Copy out exactly the lines from the one containing "OCR this image." to the end of the records below, both included, and nothing else.
==== Dataset
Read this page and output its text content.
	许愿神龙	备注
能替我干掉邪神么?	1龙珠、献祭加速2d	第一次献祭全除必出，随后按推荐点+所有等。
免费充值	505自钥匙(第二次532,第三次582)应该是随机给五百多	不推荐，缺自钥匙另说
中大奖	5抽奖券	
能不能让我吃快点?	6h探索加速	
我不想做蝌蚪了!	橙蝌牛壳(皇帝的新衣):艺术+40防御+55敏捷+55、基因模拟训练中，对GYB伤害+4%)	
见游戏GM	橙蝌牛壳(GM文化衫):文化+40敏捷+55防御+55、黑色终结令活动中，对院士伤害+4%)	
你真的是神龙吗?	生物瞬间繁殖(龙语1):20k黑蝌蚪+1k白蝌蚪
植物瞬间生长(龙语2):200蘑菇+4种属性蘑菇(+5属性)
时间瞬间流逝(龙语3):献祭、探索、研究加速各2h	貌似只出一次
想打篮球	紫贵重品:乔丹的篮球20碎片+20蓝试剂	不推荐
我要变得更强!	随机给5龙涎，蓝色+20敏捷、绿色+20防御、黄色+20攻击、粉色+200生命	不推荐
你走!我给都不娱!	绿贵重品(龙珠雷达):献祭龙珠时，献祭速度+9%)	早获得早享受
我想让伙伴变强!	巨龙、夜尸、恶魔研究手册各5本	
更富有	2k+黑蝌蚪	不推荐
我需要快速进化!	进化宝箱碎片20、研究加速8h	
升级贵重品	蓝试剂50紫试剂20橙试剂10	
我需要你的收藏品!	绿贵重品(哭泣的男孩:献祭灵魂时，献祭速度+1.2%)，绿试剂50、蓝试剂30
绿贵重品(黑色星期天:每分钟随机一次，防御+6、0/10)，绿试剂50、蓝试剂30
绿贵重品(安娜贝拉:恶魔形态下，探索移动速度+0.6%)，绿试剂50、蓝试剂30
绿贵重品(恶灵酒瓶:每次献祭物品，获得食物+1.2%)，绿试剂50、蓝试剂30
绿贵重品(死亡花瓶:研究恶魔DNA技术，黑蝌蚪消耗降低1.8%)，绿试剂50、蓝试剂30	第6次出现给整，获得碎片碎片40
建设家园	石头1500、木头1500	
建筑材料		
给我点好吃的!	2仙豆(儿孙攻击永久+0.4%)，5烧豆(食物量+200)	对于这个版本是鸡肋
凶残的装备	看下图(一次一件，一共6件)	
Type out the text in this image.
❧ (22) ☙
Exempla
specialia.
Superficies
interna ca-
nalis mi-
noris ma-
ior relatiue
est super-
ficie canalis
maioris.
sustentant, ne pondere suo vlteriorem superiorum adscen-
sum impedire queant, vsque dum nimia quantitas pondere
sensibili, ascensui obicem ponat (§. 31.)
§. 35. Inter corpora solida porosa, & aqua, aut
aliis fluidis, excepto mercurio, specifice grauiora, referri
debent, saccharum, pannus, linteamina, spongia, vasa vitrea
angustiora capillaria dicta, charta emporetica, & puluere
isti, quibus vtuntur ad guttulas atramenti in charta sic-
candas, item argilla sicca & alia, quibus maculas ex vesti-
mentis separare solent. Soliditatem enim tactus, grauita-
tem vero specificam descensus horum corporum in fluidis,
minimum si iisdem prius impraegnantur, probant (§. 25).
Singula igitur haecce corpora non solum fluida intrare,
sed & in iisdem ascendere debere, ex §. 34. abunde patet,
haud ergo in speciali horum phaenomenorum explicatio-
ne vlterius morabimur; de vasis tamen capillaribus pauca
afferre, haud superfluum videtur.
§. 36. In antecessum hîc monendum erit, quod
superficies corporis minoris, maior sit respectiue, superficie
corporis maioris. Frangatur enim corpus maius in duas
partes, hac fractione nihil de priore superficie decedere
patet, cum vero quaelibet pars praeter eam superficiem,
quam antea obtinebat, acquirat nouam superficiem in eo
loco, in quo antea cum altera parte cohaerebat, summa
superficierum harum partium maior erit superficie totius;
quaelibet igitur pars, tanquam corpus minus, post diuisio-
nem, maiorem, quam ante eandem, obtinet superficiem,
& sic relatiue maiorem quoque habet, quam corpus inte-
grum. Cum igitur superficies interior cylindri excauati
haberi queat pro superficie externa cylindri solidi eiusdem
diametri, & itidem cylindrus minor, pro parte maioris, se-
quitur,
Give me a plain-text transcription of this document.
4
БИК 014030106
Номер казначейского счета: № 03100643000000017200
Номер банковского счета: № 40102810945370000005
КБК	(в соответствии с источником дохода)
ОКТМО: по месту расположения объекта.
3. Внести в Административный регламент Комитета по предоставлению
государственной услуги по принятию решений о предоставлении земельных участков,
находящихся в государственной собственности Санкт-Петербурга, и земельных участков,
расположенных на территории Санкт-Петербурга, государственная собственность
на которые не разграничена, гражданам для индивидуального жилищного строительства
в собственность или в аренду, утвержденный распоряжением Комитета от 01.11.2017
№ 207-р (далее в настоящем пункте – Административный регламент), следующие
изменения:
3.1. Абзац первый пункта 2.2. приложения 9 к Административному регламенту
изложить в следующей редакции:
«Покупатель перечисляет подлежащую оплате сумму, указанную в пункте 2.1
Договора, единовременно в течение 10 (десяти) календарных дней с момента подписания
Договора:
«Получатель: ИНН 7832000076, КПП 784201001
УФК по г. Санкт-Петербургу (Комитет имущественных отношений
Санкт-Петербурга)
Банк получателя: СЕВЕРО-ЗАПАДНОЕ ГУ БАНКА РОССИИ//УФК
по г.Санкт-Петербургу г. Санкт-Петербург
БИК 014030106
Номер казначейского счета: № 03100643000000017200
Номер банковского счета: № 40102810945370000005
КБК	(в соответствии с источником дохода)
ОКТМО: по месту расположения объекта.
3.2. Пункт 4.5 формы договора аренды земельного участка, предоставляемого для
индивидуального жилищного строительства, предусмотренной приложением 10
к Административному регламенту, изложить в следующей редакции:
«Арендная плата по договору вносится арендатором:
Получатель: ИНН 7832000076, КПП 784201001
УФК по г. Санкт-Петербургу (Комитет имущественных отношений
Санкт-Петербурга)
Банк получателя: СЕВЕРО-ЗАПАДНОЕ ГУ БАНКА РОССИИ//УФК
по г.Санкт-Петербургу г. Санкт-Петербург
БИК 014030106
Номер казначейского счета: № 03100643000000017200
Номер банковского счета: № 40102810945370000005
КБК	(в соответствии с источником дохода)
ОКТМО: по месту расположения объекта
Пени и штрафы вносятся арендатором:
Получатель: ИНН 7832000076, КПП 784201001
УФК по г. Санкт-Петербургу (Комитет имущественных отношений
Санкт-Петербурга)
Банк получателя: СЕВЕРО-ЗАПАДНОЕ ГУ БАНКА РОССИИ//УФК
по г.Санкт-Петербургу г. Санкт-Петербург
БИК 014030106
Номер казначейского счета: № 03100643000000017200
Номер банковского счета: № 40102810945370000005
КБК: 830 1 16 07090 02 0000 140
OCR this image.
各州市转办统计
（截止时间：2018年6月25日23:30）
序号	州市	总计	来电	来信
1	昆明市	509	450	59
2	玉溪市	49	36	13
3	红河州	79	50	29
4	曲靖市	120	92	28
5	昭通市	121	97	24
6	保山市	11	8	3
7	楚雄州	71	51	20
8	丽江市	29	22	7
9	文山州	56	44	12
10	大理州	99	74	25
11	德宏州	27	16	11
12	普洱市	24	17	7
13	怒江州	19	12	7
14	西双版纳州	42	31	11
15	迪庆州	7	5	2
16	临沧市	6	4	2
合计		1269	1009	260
========
**Correct result:**
OCR this image.
各州市转办统计
（截止时间：2018年6月25日23:30）
序号	州市	总计	来电	来信
1	昆明市	509	450	59
2	玉溪市	49	36	13
3	红河州	79	50	29
4	曲靖市	120	92	28
5	昭通市	121	97	24
6	保山市	11	8	3
7	楚雄州	71	51	20
8	丽江市	29	22	7
9	文山州	56	44	12
10	大理州	99	74	25
11	德宏州	27	16	11
12	普洱市	24	17	7
13	怒江州	19	12	7
14	西双版纳州	42	31	11
15	迪庆州	7	5	2
16	临沧市	6	4	2
合计		1269	1009	260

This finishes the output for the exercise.